▶ **Problem to work on**: Every line of the records below should be restated exactly.

--- start of Extracted records ---

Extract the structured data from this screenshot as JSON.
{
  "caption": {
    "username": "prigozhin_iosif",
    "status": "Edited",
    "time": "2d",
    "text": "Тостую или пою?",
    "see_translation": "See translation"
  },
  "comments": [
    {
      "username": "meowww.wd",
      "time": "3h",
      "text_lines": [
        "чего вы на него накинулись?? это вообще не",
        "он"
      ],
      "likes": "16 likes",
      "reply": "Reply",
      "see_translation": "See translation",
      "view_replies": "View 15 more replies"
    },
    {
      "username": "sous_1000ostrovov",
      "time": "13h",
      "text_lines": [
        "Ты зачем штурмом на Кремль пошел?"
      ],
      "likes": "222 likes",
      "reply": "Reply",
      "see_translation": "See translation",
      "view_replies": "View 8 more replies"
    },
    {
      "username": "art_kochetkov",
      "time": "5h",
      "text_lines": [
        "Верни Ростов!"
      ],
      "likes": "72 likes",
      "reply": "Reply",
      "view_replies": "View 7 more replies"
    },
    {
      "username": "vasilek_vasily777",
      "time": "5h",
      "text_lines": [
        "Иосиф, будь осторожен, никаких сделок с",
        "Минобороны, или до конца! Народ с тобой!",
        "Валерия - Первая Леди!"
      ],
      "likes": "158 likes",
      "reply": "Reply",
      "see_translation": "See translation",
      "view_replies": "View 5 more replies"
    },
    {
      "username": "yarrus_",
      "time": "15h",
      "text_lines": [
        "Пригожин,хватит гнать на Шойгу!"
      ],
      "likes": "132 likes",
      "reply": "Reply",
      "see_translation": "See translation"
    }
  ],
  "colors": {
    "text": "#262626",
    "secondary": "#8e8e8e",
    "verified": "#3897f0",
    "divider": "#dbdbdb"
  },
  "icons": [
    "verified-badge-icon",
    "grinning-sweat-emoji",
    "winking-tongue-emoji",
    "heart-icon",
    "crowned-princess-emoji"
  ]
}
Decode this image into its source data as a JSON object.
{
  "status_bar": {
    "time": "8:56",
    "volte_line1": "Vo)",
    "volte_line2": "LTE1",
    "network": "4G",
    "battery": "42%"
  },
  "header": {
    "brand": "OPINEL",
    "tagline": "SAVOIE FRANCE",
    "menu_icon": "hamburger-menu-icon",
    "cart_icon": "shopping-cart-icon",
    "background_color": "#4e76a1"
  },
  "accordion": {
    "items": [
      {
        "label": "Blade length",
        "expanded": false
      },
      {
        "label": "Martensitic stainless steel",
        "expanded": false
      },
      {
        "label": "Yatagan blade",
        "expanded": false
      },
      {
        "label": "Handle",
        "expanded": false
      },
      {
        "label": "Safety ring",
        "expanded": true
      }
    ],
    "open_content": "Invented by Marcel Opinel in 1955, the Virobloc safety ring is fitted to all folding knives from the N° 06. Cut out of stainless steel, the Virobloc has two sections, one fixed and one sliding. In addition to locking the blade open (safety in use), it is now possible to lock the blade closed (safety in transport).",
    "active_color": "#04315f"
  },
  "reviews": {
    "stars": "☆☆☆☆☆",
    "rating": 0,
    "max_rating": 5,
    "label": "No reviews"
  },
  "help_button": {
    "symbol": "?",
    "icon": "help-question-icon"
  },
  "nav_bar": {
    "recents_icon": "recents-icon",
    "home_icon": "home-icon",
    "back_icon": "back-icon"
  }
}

--- end of Extracted records ---

▶ **Full answer**:
Extract the structured data from this screenshot as JSON.
{
  "caption": {
    "username": "prigozhin_iosif",
    "status": "Edited",
    "time": "2d",
    "text": "Тостую или пою?",
    "see_translation": "See translation"
  },
  "comments": [
    {
      "username": "meowww.wd",
      "time": "3h",
      "text_lines": [
        "чего вы на него накинулись?? это вообще не",
        "он"
      ],
      "likes": "16 likes",
      "reply": "Reply",
      "see_translation": "See translation",
      "view_replies": "View 15 more replies"
    },
    {
      "username": "sous_1000ostrovov",
      "time": "13h",
      "text_lines": [
        "Ты зачем штурмом на Кремль пошел?"
      ],
      "likes": "222 likes",
      "reply": "Reply",
      "see_translation": "See translation",
      "view_replies": "View 8 more replies"
    },
    {
      "username": "art_kochetkov",
      "time": "5h",
      "text_lines": [
        "Верни Ростов!"
      ],
      "likes": "72 likes",
      "reply": "Reply",
      "view_replies": "View 7 more replies"
    },
    {
      "username": "vasilek_vasily777",
      "time": "5h",
      "text_lines": [
        "Иосиф, будь осторожен, никаких сделок с",
        "Минобороны, или до конца! Народ с тобой!",
        "Валерия - Первая Леди!"
      ],
      "likes": "158 likes",
      "reply": "Reply",
      "see_translation": "See translation",
      "view_replies": "View 5 more replies"
    },
    {
      "username": "yarrus_",
      "time": "15h",
      "text_lines": [
        "Пригожин,хватит гнать на Шойгу!"
      ],
      "likes": "132 likes",
      "reply": "Reply",
      "see_translation": "See translation"
    }
  ],
  "colors": {
    "text": "#262626",
    "secondary": "#8e8e8e",
    "verified": "#3897f0",
    "divider": "#dbdbdb"
  },
  "icons": [
    "verified-badge-icon",
    "grinning-sweat-emoji",
    "winking-tongue-emoji",
    "heart-icon",
    "crowned-princess-emoji"
  ]
}
Decode this image into its source data as a JSON object.
{
  "status_bar": {
    "time": "8:56",
    "volte_line1": "Vo)",
    "volte_line2": "LTE1",
    "network": "4G",
    "battery": "42%"
  },
  "header": {
    "brand": "OPINEL",
    "tagline": "SAVOIE FRANCE",
    "menu_icon": "hamburger-menu-icon",
    "cart_icon": "shopping-cart-icon",
    "background_color": "#4e76a1"
  },
  "accordion": {
    "items": [
      {
        "label": "Blade length",
        "expanded": false
      },
      {
        "label": "Martensitic stainless steel",
        "expanded": false
      },
      {
        "label": "Yatagan blade",
        "expanded": false
      },
      {
        "label": "Handle",
        "expanded": false
      },
      {
        "label": "Safety ring",
        "expanded": true
      }
    ],
    "open_content": "Invented by Marcel Opinel in 1955, the Virobloc safety ring is fitted to all folding knives from the N° 06. Cut out of stainless steel, the Virobloc has two sections, one fixed and one sliding. In addition to locking the blade open (safety in use), it is now possible to lock the blade closed (safety in transport).",
    "active_color": "#04315f"
  },
  "reviews": {
    "stars": "☆☆☆☆☆",
    "rating": 0,
    "max_rating": 5,
    "label": "No reviews"
  },
  "help_button": {
    "symbol": "?",
    "icon": "help-question-icon"
  },
  "nav_bar": {
    "recents_icon": "recents-icon",
    "home_icon": "home-icon",
    "back_icon": "back-icon"
  }
}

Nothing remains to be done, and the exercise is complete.